**THE TASK**
Report each line of the data that has "this" somewhere in it.

Dataset excerpts:

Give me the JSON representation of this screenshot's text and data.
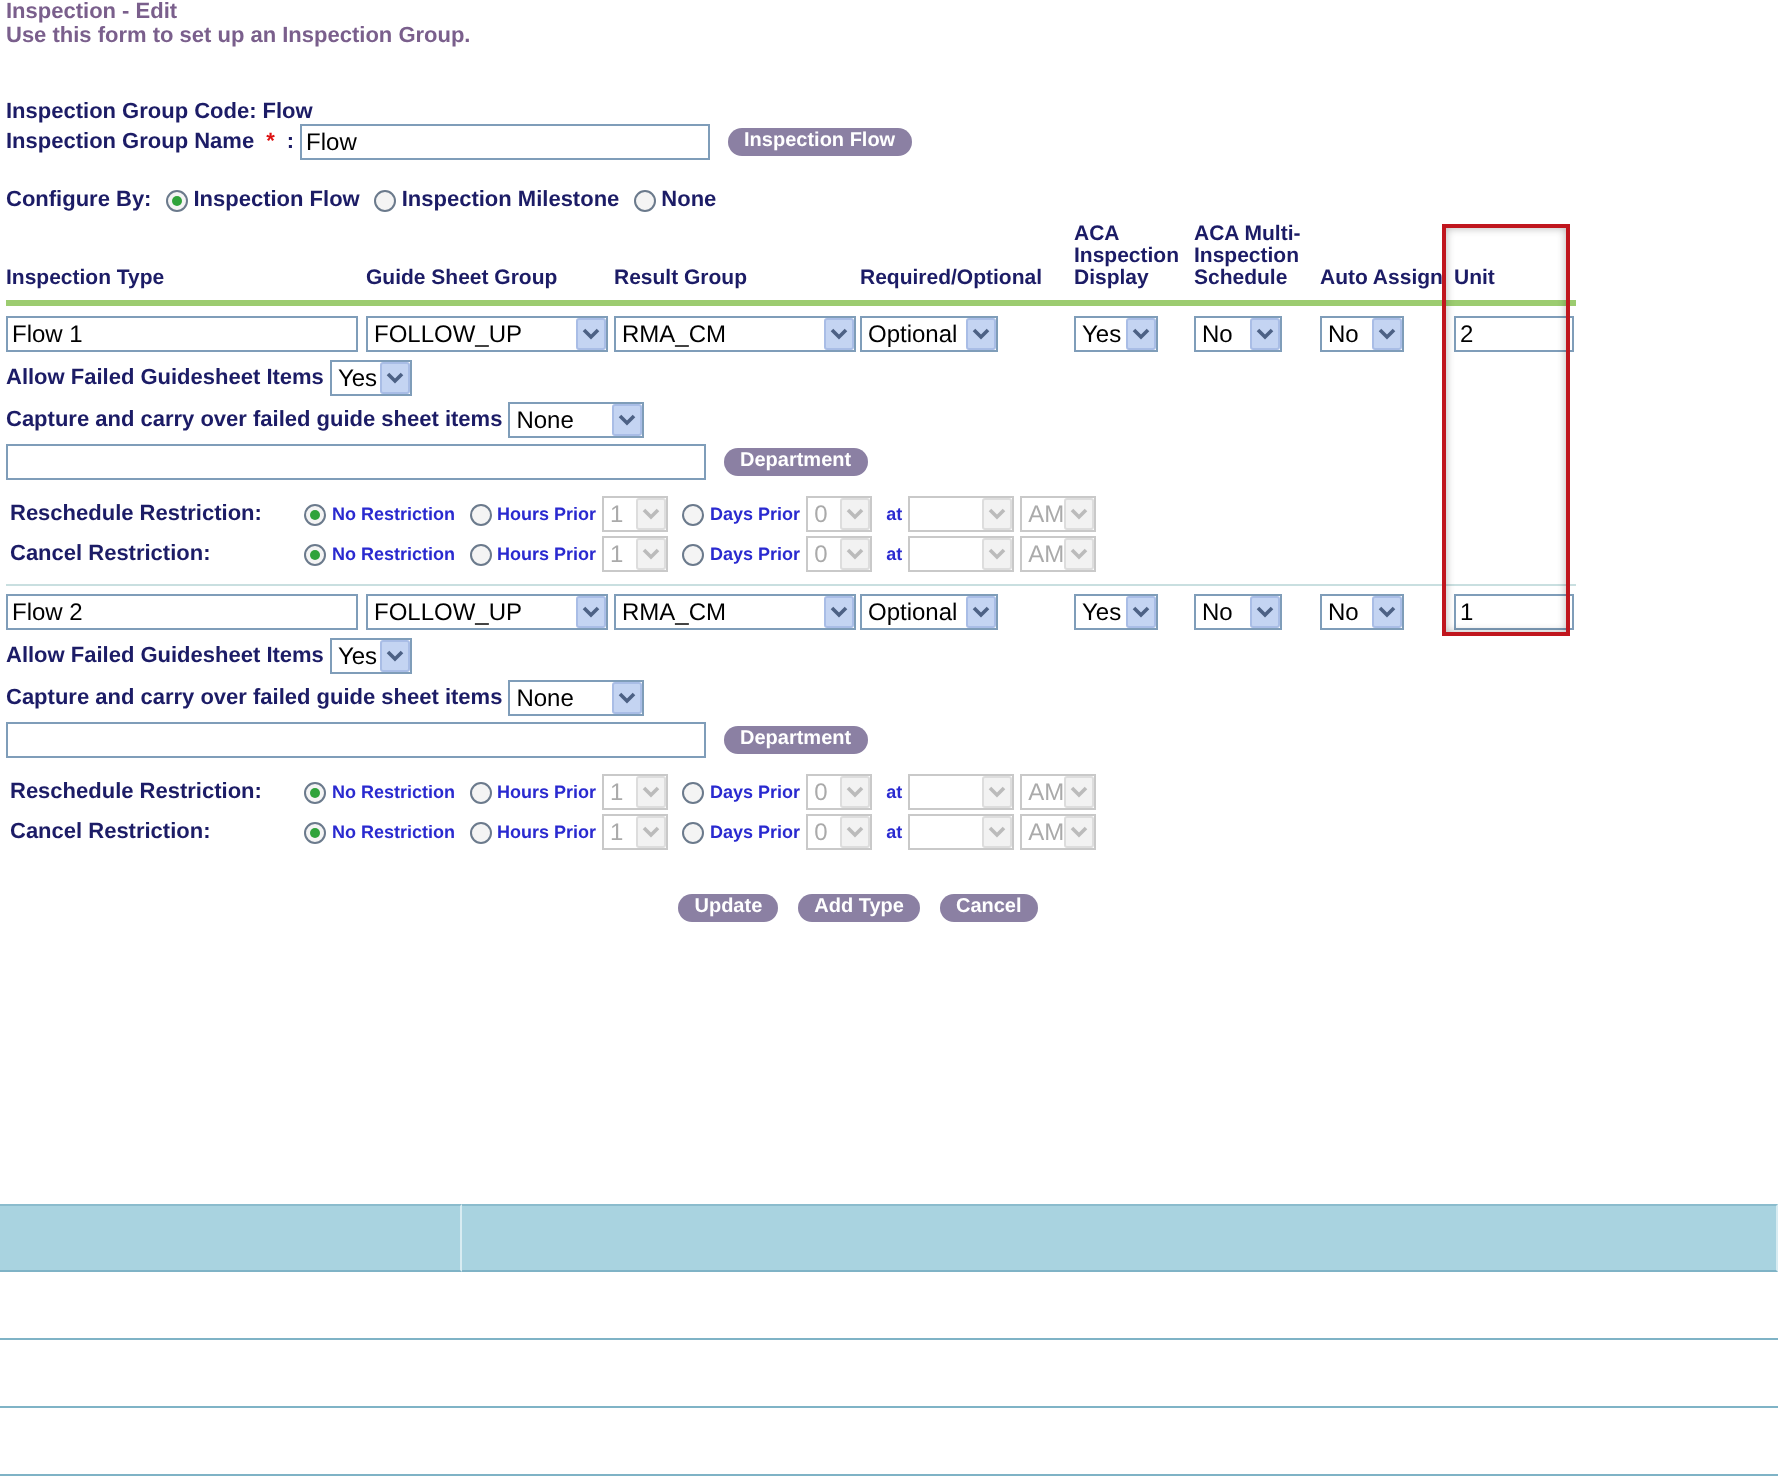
{
  "page": {
    "title": "Inspection - Edit",
    "subtitle": "Use this form to set up an Inspection Group."
  },
  "group": {
    "code_label": "Inspection Group Code:",
    "code": "Flow",
    "name_label": "Inspection Group Name",
    "required_mark": "*",
    "name_colon": ":",
    "name": "Flow",
    "flow_button": "Inspection Flow"
  },
  "configure": {
    "label": "Configure By:",
    "options": [
      {
        "label": "Inspection Flow",
        "selected": true
      },
      {
        "label": "Inspection Milestone",
        "selected": false
      },
      {
        "label": "None",
        "selected": false
      }
    ]
  },
  "columns": [
    {
      "label": "Inspection Type",
      "highlighted": false
    },
    {
      "label": "Guide Sheet Group",
      "highlighted": false
    },
    {
      "label": "Result Group",
      "highlighted": false
    },
    {
      "label": "Required/Optional",
      "highlighted": false
    },
    {
      "label": "ACA Inspection Display",
      "highlighted": false
    },
    {
      "label": "ACA Multi-Inspection Schedule",
      "highlighted": false
    },
    {
      "label": "Auto Assign",
      "highlighted": false
    },
    {
      "label": "Unit",
      "highlighted": true
    }
  ],
  "types": [
    {
      "name": "Flow 1",
      "guide_sheet_group": "FOLLOW_UP",
      "result_group": "RMA_CM",
      "required": "Optional",
      "aca_display": "Yes",
      "aca_multi": "No",
      "auto_assign": "No",
      "unit": "2",
      "allow_label": "Allow Failed Guidesheet Items",
      "allow_value": "Yes",
      "capture_label": "Capture and carry over failed guide sheet items",
      "capture_value": "None",
      "department_button": "Department",
      "restrictions": [
        {
          "label": "Reschedule Restriction:",
          "options": [
            {
              "label": "No Restriction",
              "selected": true
            },
            {
              "label": "Hours Prior",
              "selected": false,
              "value": "1"
            },
            {
              "label": "Days Prior",
              "selected": false,
              "value": "0"
            }
          ],
          "at": "at",
          "ampm": "AM"
        },
        {
          "label": "Cancel Restriction:",
          "options": [
            {
              "label": "No Restriction",
              "selected": true
            },
            {
              "label": "Hours Prior",
              "selected": false,
              "value": "1"
            },
            {
              "label": "Days Prior",
              "selected": false,
              "value": "0"
            }
          ],
          "at": "at",
          "ampm": "AM"
        }
      ]
    },
    {
      "name": "Flow 2",
      "guide_sheet_group": "FOLLOW_UP",
      "result_group": "RMA_CM",
      "required": "Optional",
      "aca_display": "Yes",
      "aca_multi": "No",
      "auto_assign": "No",
      "unit": "1",
      "allow_label": "Allow Failed Guidesheet Items",
      "allow_value": "Yes",
      "capture_label": "Capture and carry over failed guide sheet items",
      "capture_value": "None",
      "department_button": "Department",
      "restrictions": [
        {
          "label": "Reschedule Restriction:",
          "options": [
            {
              "label": "No Restriction",
              "selected": true
            },
            {
              "label": "Hours Prior",
              "selected": false,
              "value": "1"
            },
            {
              "label": "Days Prior",
              "selected": false,
              "value": "0"
            }
          ],
          "at": "at",
          "ampm": "AM"
        },
        {
          "label": "Cancel Restriction:",
          "options": [
            {
              "label": "No Restriction",
              "selected": true
            },
            {
              "label": "Hours Prior",
              "selected": false,
              "value": "1"
            },
            {
              "label": "Days Prior",
              "selected": false,
              "value": "0"
            }
          ],
          "at": "at",
          "ampm": "AM"
        }
      ]
    }
  ],
  "actions": [
    "Update",
    "Add Type",
    "Cancel"
  ]
}
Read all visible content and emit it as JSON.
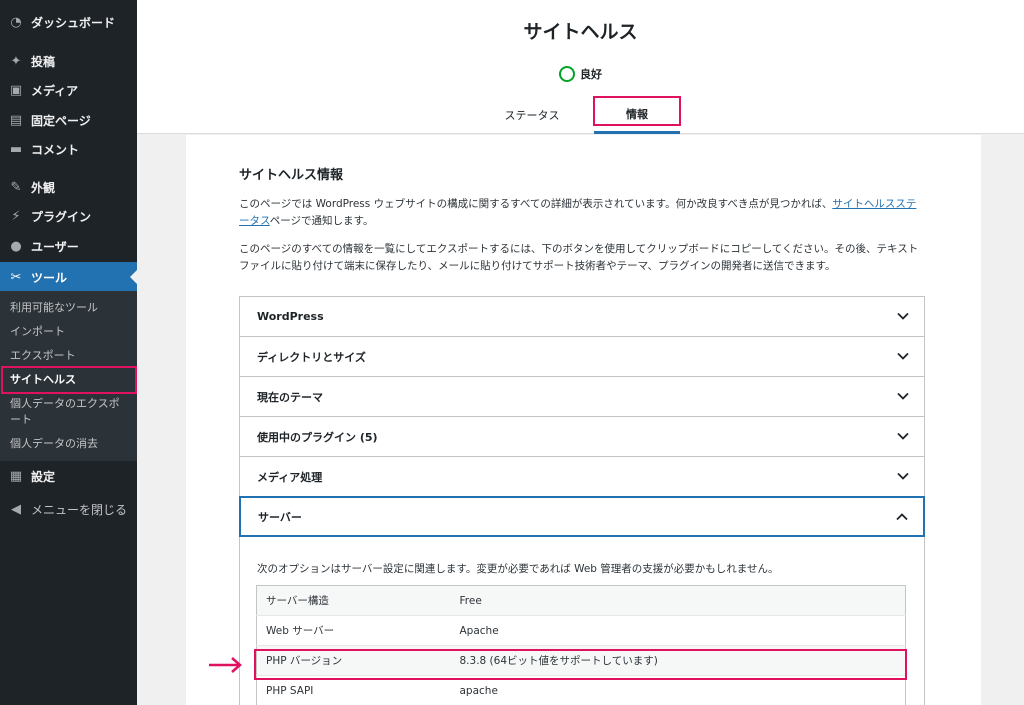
{
  "sidebar": {
    "items": [
      {
        "label": "ダッシュボード",
        "icon": "dashboard-icon"
      },
      {
        "label": "投稿",
        "icon": "pin-icon"
      },
      {
        "label": "メディア",
        "icon": "media-icon"
      },
      {
        "label": "固定ページ",
        "icon": "page-icon"
      },
      {
        "label": "コメント",
        "icon": "comment-icon"
      },
      {
        "label": "外観",
        "icon": "brush-icon"
      },
      {
        "label": "プラグイン",
        "icon": "plugin-icon"
      },
      {
        "label": "ユーザー",
        "icon": "user-icon"
      },
      {
        "label": "ツール",
        "icon": "wrench-icon"
      },
      {
        "label": "設定",
        "icon": "settings-icon"
      },
      {
        "label": "メニューを閉じる",
        "icon": "collapse-icon"
      }
    ],
    "submenu": [
      {
        "label": "利用可能なツール"
      },
      {
        "label": "インポート"
      },
      {
        "label": "エクスポート"
      },
      {
        "label": "サイトヘルス"
      },
      {
        "label": "個人データのエクスポート"
      },
      {
        "label": "個人データの消去"
      }
    ]
  },
  "header": {
    "title": "サイトヘルス",
    "status": "良好",
    "tabs": [
      {
        "label": "ステータス"
      },
      {
        "label": "情報"
      }
    ]
  },
  "main": {
    "section_title": "サイトヘルス情報",
    "para1_a": "このページでは WordPress ウェブサイトの構成に関するすべての詳細が表示されています。何か改良すべき点が見つかれば、",
    "para1_link": "サイトヘルスステータス",
    "para1_b": "ページで通知します。",
    "para2": "このページのすべての情報を一覧にしてエクスポートするには、下のボタンを使用してクリップボードにコピーしてください。その後、テキストファイルに貼り付けて端末に保存したり、メールに貼り付けてサポート技術者やテーマ、プラグインの開発者に送信できます。",
    "accordion": [
      {
        "label": "WordPress"
      },
      {
        "label": "ディレクトリとサイズ"
      },
      {
        "label": "現在のテーマ"
      },
      {
        "label": "使用中のプラグイン (5)"
      },
      {
        "label": "メディア処理"
      },
      {
        "label": "サーバー"
      }
    ],
    "server": {
      "description": "次のオプションはサーバー設定に関連します。変更が必要であれば Web 管理者の支援が必要かもしれません。",
      "rows": [
        {
          "key": "サーバー構造",
          "value": "Free"
        },
        {
          "key": "Web サーバー",
          "value": "Apache"
        },
        {
          "key": "PHP バージョン",
          "value": "8.3.8 (64ビット値をサポートしています)"
        },
        {
          "key": "PHP SAPI",
          "value": "apache"
        }
      ]
    }
  },
  "colors": {
    "sidebar_bg": "#1d2327",
    "accent": "#2271b1",
    "highlight": "#e0115f",
    "status_good": "#00a32a"
  }
}
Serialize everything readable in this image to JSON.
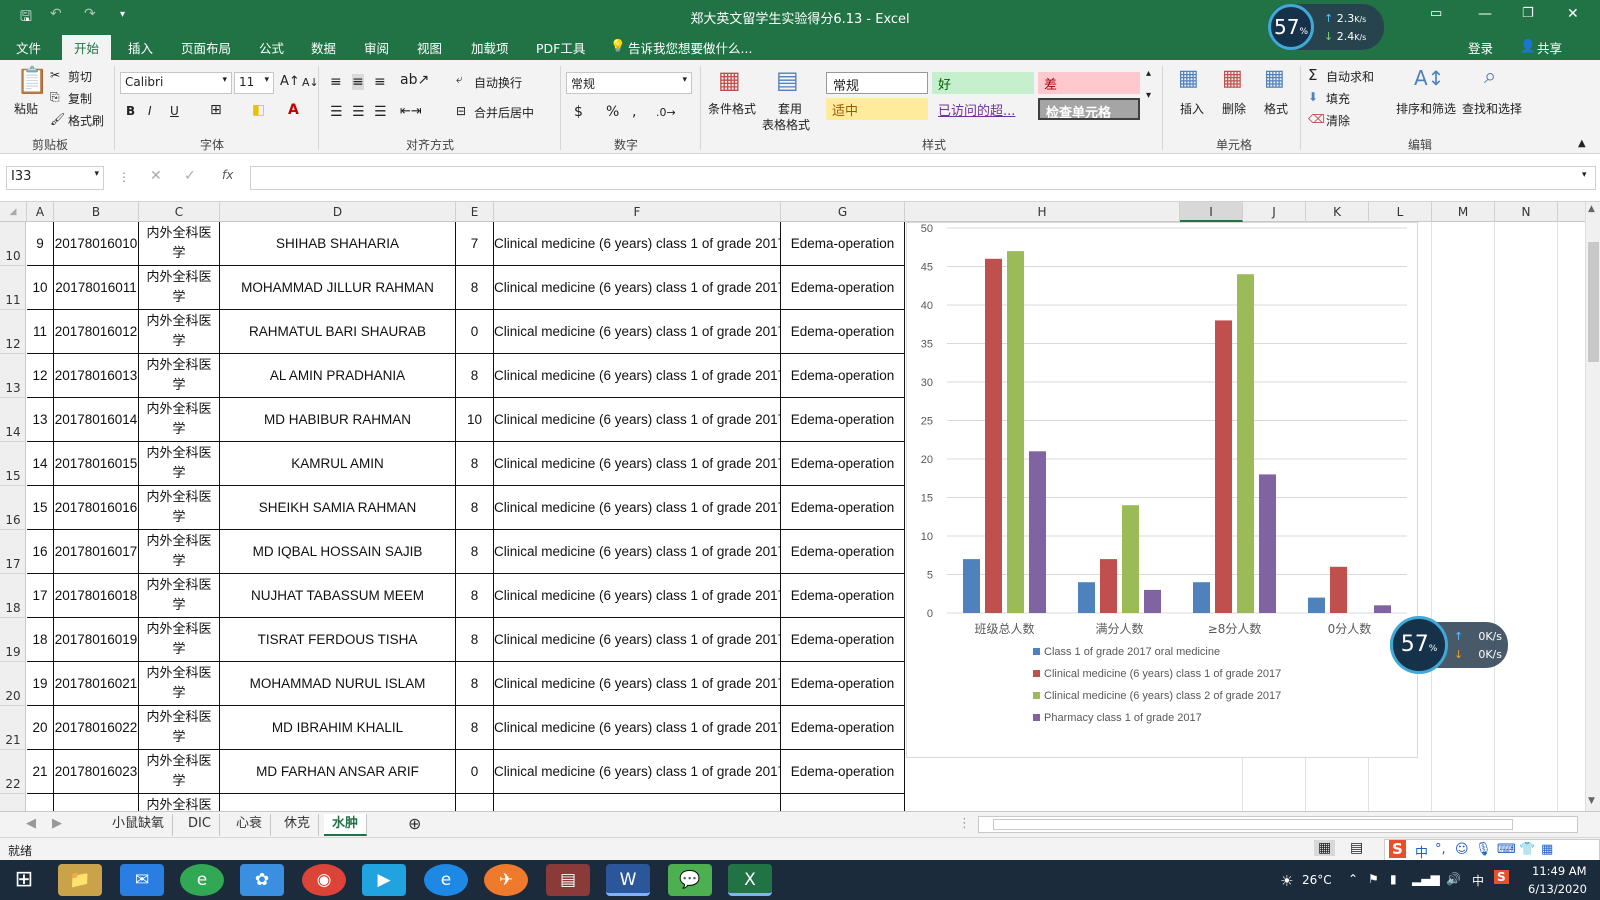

**TASK OUTPUT**
Give me the JSON representation of this screenshot's text and data.
    "subtitle": "Use this form to set up an Inspection Group."
Serialize everything readable in this image to JSON.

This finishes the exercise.